**Instruction**: Your task is to give the number of lines in the listing that include "this", and nothing else.

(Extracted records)
★ ★ ★ ★ ★ ★ ★
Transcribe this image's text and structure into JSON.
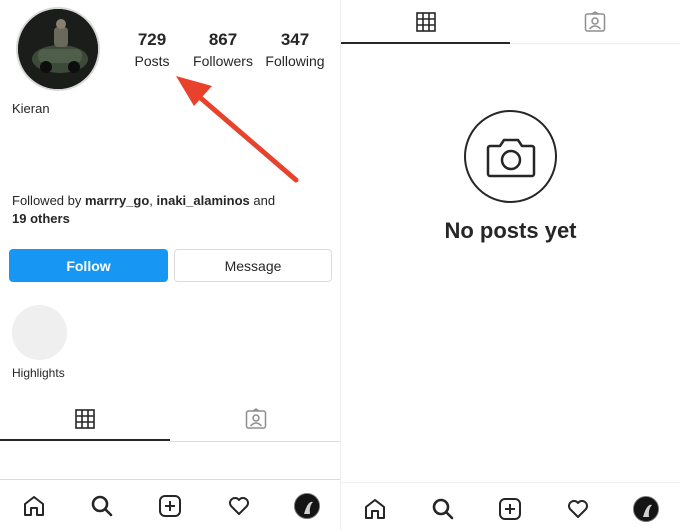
{
  "profile": {
    "username": "Kieran",
    "stats": [
      {
        "value": "729",
        "label": "Posts"
      },
      {
        "value": "867",
        "label": "Followers"
      },
      {
        "value": "347",
        "label": "Following"
      }
    ],
    "followed_by": {
      "prefix": "Followed by ",
      "user1": "marrry_go",
      "sep": ", ",
      "user2": "inaki_alaminos",
      "and": " and",
      "others": "19 others"
    },
    "follow_label": "Follow",
    "message_label": "Message",
    "highlights_label": "Highlights"
  },
  "empty_state": {
    "title": "No posts yet"
  },
  "icons": {
    "grid": "grid-icon",
    "tagged": "tagged-icon",
    "camera": "camera-icon",
    "home": "home-icon",
    "search": "search-icon",
    "new_post": "plus-square-icon",
    "activity": "heart-icon",
    "profile": "avatar"
  },
  "colors": {
    "primary": "#1797f3",
    "arrow": "#e8412c",
    "text": "#262626",
    "border": "#dbdbdb"
  }
}
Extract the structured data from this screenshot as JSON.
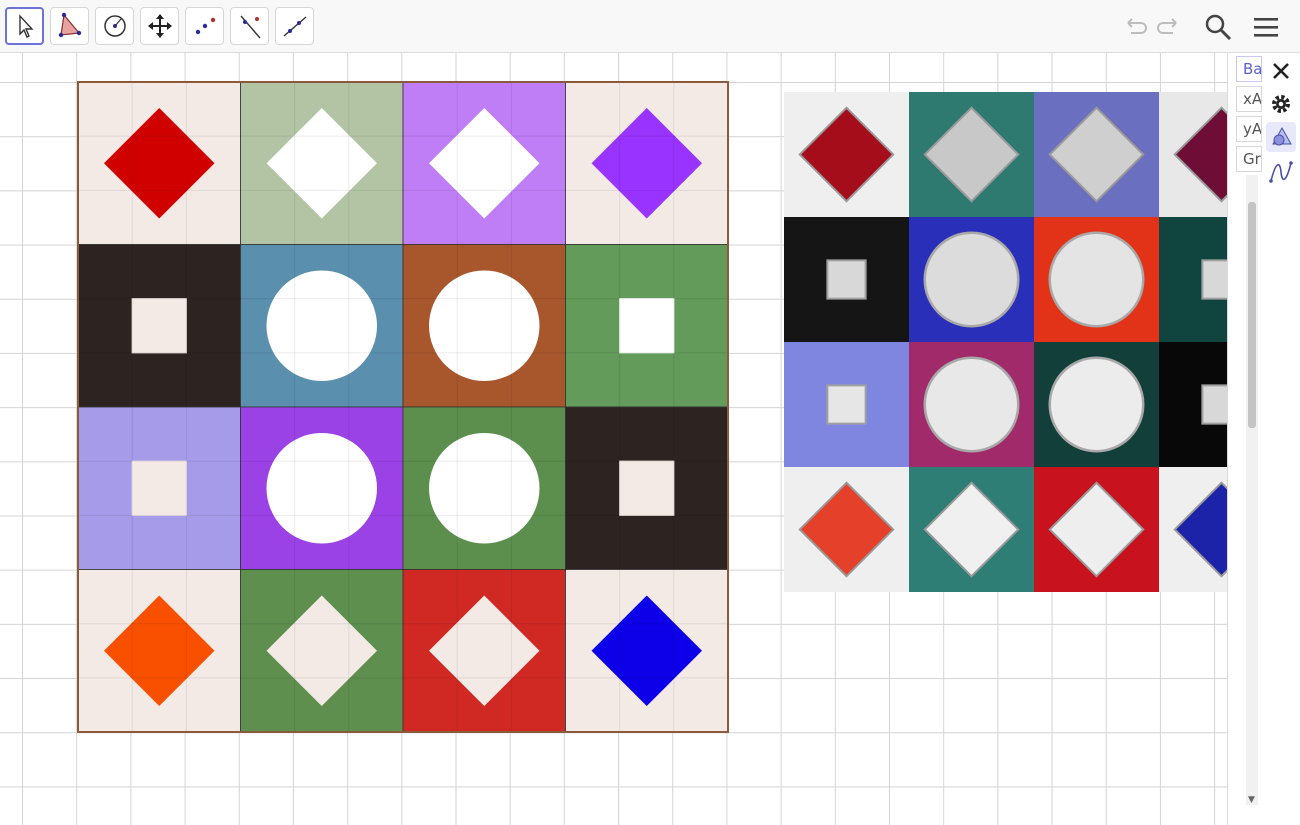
{
  "toolbar": {
    "tools": [
      {
        "name": "move-tool",
        "icon": "arrow-pointer-icon",
        "selected": true
      },
      {
        "name": "polygon-tool",
        "icon": "polygon-icon"
      },
      {
        "name": "circle-tool",
        "icon": "circle-center-icon"
      },
      {
        "name": "move-graphics-view-tool",
        "icon": "four-arrows-icon"
      },
      {
        "name": "point-tool",
        "icon": "points-icon"
      },
      {
        "name": "perpendicular-line-tool",
        "icon": "line-icon"
      },
      {
        "name": "segment-tool",
        "icon": "segment-icon"
      }
    ],
    "right": [
      "undo-icon",
      "redo-icon",
      "search-icon",
      "menu-icon"
    ]
  },
  "stylebar": {
    "buttons": [
      "axes-icon",
      "grid-icon",
      "home-icon",
      "magnet-icon",
      "settings-icon",
      "more-vert-icon",
      "toggle-stylebar-icon"
    ]
  },
  "algebra": {
    "entries": [
      "Ba",
      "xA",
      "yA",
      "Gr"
    ]
  },
  "colors": {
    "board_border": "#8a5a3a",
    "selected_tool_border": "#6b72d8",
    "grid_line": "#d4d4d4"
  },
  "board": {
    "rows": [
      [
        {
          "bg": "#f3eae6",
          "shape": "diamond",
          "fill": "#d00000"
        },
        {
          "bg": "#b2c4a3",
          "shape": "diamond",
          "fill": "#ffffff"
        },
        {
          "bg": "#bf7df6",
          "shape": "diamond",
          "fill": "#ffffff"
        },
        {
          "bg": "#f3eae6",
          "shape": "diamond",
          "fill": "#9933ff"
        }
      ],
      [
        {
          "bg": "#2d2320",
          "shape": "square",
          "fill": "#f3eae6"
        },
        {
          "bg": "#5a8fad",
          "shape": "circle",
          "fill": "#ffffff"
        },
        {
          "bg": "#a8562c",
          "shape": "circle",
          "fill": "#ffffff"
        },
        {
          "bg": "#629b5a",
          "shape": "square",
          "fill": "#ffffff"
        }
      ],
      [
        {
          "bg": "#a59be8",
          "shape": "square",
          "fill": "#f3eae6"
        },
        {
          "bg": "#9b42e6",
          "shape": "circle",
          "fill": "#ffffff"
        },
        {
          "bg": "#5c8e4e",
          "shape": "circle",
          "fill": "#ffffff"
        },
        {
          "bg": "#2d2320",
          "shape": "square",
          "fill": "#f3eae6"
        }
      ],
      [
        {
          "bg": "#f3eae6",
          "shape": "diamond",
          "fill": "#f95000"
        },
        {
          "bg": "#5e8f4f",
          "shape": "diamond",
          "fill": "#f3eae6"
        },
        {
          "bg": "#d02924",
          "shape": "diamond",
          "fill": "#f3eae6"
        },
        {
          "bg": "#f3eae6",
          "shape": "diamond",
          "fill": "#0d00e8"
        }
      ]
    ]
  },
  "photo": {
    "rows": [
      [
        {
          "bg": "#efefef",
          "shape": "diamond",
          "fill": "#a50d1a"
        },
        {
          "bg": "#2e7a70",
          "shape": "diamond",
          "fill": "#c8c8c8"
        },
        {
          "bg": "#6b6fc0",
          "shape": "diamond",
          "fill": "#cfcfcf"
        },
        {
          "bg": "#e8e8e8",
          "shape": "diamond",
          "fill": "#6e0d35"
        }
      ],
      [
        {
          "bg": "#151515",
          "shape": "square",
          "fill": "#d8d8d8"
        },
        {
          "bg": "#2a2fba",
          "shape": "circle",
          "fill": "#dcdcdc"
        },
        {
          "bg": "#e23318",
          "shape": "circle",
          "fill": "#e4e4e4"
        },
        {
          "bg": "#10443e",
          "shape": "square",
          "fill": "#d8d8d8"
        }
      ],
      [
        {
          "bg": "#7f86e0",
          "shape": "square",
          "fill": "#e6e6e6"
        },
        {
          "bg": "#a02a6a",
          "shape": "circle",
          "fill": "#e8e8e8"
        },
        {
          "bg": "#123f39",
          "shape": "circle",
          "fill": "#ececec"
        },
        {
          "bg": "#080808",
          "shape": "square",
          "fill": "#d8d8d8"
        }
      ],
      [
        {
          "bg": "#efefef",
          "shape": "diamond",
          "fill": "#e5412a"
        },
        {
          "bg": "#2e7e76",
          "shape": "diamond",
          "fill": "#f0f0f0"
        },
        {
          "bg": "#c8121e",
          "shape": "diamond",
          "fill": "#eeeeee"
        },
        {
          "bg": "#efefef",
          "shape": "diamond",
          "fill": "#1c23a8"
        }
      ]
    ]
  }
}
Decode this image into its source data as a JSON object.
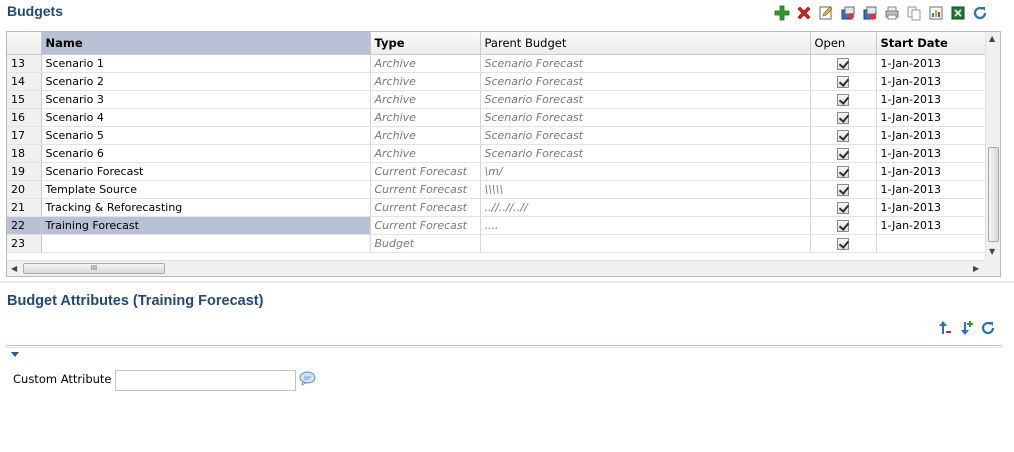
{
  "budgets": {
    "title": "Budgets",
    "toolbar_icons": [
      "add-icon",
      "delete-icon",
      "edit-icon",
      "copy-budget-icon",
      "paste-budget-icon",
      "print-icon",
      "duplicate-icon",
      "report-icon",
      "excel-export-icon",
      "refresh-icon"
    ],
    "columns": [
      "",
      "Name",
      "Type",
      "Parent Budget",
      "Open",
      "Start Date"
    ],
    "rows": [
      {
        "num": "13",
        "name": "Scenario 1",
        "type": "Archive",
        "parent": "Scenario Forecast",
        "open": true,
        "start": "1-Jan-2013"
      },
      {
        "num": "14",
        "name": "Scenario 2",
        "type": "Archive",
        "parent": "Scenario Forecast",
        "open": true,
        "start": "1-Jan-2013"
      },
      {
        "num": "15",
        "name": "Scenario 3",
        "type": "Archive",
        "parent": "Scenario Forecast",
        "open": true,
        "start": "1-Jan-2013"
      },
      {
        "num": "16",
        "name": "Scenario 4",
        "type": "Archive",
        "parent": "Scenario Forecast",
        "open": true,
        "start": "1-Jan-2013"
      },
      {
        "num": "17",
        "name": "Scenario 5",
        "type": "Archive",
        "parent": "Scenario Forecast",
        "open": true,
        "start": "1-Jan-2013"
      },
      {
        "num": "18",
        "name": "Scenario 6",
        "type": "Archive",
        "parent": "Scenario Forecast",
        "open": true,
        "start": "1-Jan-2013"
      },
      {
        "num": "19",
        "name": "Scenario Forecast",
        "type": "Current Forecast",
        "parent": "\\m/",
        "open": true,
        "start": "1-Jan-2013"
      },
      {
        "num": "20",
        "name": "Template Source",
        "type": "Current Forecast",
        "parent": "\\\\\\\\\\",
        "open": true,
        "start": "1-Jan-2013"
      },
      {
        "num": "21",
        "name": "Tracking & Reforecasting",
        "type": "Current Forecast",
        "parent": "..//..//..//",
        "open": true,
        "start": "1-Jan-2013"
      },
      {
        "num": "22",
        "name": "Training Forecast",
        "type": "Current Forecast",
        "parent": "....",
        "open": true,
        "start": "1-Jan-2013",
        "selected": true
      },
      {
        "num": "23",
        "name": "",
        "type": "Budget",
        "parent": "",
        "open": true,
        "start": ""
      }
    ],
    "hscroll_grip": "III"
  },
  "attributes": {
    "title": "Budget Attributes (Training Forecast)",
    "toolbar_icons": [
      "move-up-icon",
      "add-attribute-icon",
      "refresh-icon"
    ],
    "custom_label": "Custom Attribute",
    "custom_value": ""
  },
  "colors": {
    "title": "#1f4a7a",
    "selection": "#b8c0d6",
    "add": "#2e9b2e",
    "delete": "#d42020"
  }
}
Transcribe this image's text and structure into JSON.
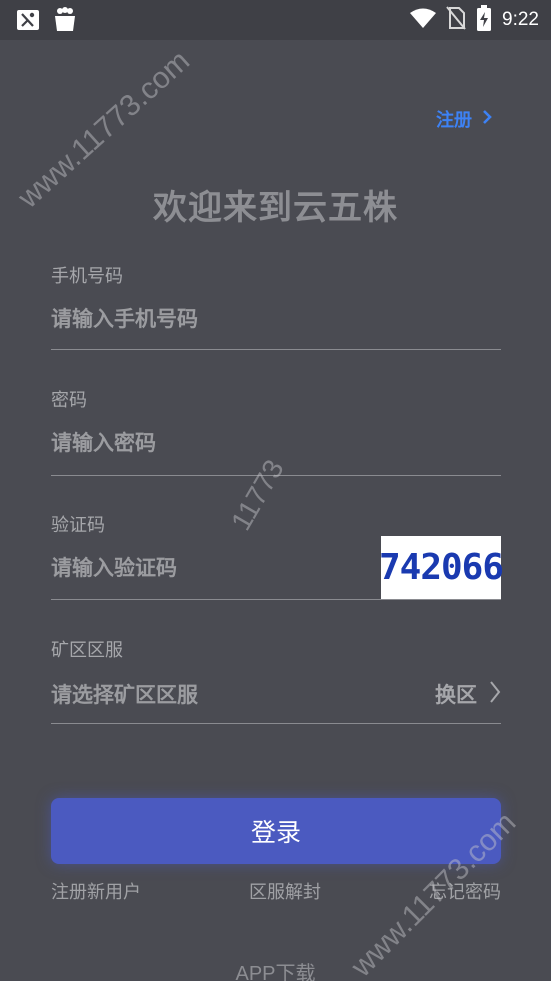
★ ★ ★ ★ ★ ★ ★
**Solution**: 4